Structured figure records -
^^^^^^^^

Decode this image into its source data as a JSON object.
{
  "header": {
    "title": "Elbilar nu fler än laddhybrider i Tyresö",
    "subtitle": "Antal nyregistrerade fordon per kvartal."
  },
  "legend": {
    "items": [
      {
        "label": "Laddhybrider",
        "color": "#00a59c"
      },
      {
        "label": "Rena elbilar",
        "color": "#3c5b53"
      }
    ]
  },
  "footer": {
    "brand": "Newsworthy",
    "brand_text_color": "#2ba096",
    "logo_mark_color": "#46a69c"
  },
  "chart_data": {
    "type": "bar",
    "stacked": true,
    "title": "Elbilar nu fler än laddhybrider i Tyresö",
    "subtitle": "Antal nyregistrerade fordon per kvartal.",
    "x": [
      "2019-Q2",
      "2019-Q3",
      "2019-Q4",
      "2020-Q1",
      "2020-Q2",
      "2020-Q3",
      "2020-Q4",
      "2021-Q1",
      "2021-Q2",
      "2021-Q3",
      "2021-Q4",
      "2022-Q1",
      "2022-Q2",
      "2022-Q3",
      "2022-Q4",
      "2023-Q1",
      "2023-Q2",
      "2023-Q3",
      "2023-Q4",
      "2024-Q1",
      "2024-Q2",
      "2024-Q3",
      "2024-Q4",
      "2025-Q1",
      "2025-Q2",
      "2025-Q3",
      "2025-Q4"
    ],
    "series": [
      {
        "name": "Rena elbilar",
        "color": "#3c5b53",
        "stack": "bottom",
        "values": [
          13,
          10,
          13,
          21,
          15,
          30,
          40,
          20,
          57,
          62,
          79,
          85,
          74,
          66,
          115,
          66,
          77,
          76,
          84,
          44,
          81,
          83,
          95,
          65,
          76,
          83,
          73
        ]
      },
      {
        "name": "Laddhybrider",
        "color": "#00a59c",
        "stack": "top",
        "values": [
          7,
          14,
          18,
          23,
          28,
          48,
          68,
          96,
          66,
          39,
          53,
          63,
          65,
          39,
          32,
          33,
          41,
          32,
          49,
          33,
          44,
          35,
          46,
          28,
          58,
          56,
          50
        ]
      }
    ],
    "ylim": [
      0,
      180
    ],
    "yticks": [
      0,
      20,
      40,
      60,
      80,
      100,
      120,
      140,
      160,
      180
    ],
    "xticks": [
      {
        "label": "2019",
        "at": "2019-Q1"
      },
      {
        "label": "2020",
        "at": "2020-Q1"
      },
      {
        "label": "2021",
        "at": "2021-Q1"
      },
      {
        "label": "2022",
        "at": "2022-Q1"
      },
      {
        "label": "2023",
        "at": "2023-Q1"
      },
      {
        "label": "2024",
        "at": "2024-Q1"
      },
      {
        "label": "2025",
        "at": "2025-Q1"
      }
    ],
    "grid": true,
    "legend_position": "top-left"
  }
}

^^^^^^^^

Filter out all lines lacking the word "label" and copy the rest.

        "label": "Laddhybrider",
        "label": "Rena elbilar",
        "label": "2019",
        "label": "2020",
        "label": "2021",
        "label": "2022",
        "label": "2023",
        "label": "2024",
        "label": "2025",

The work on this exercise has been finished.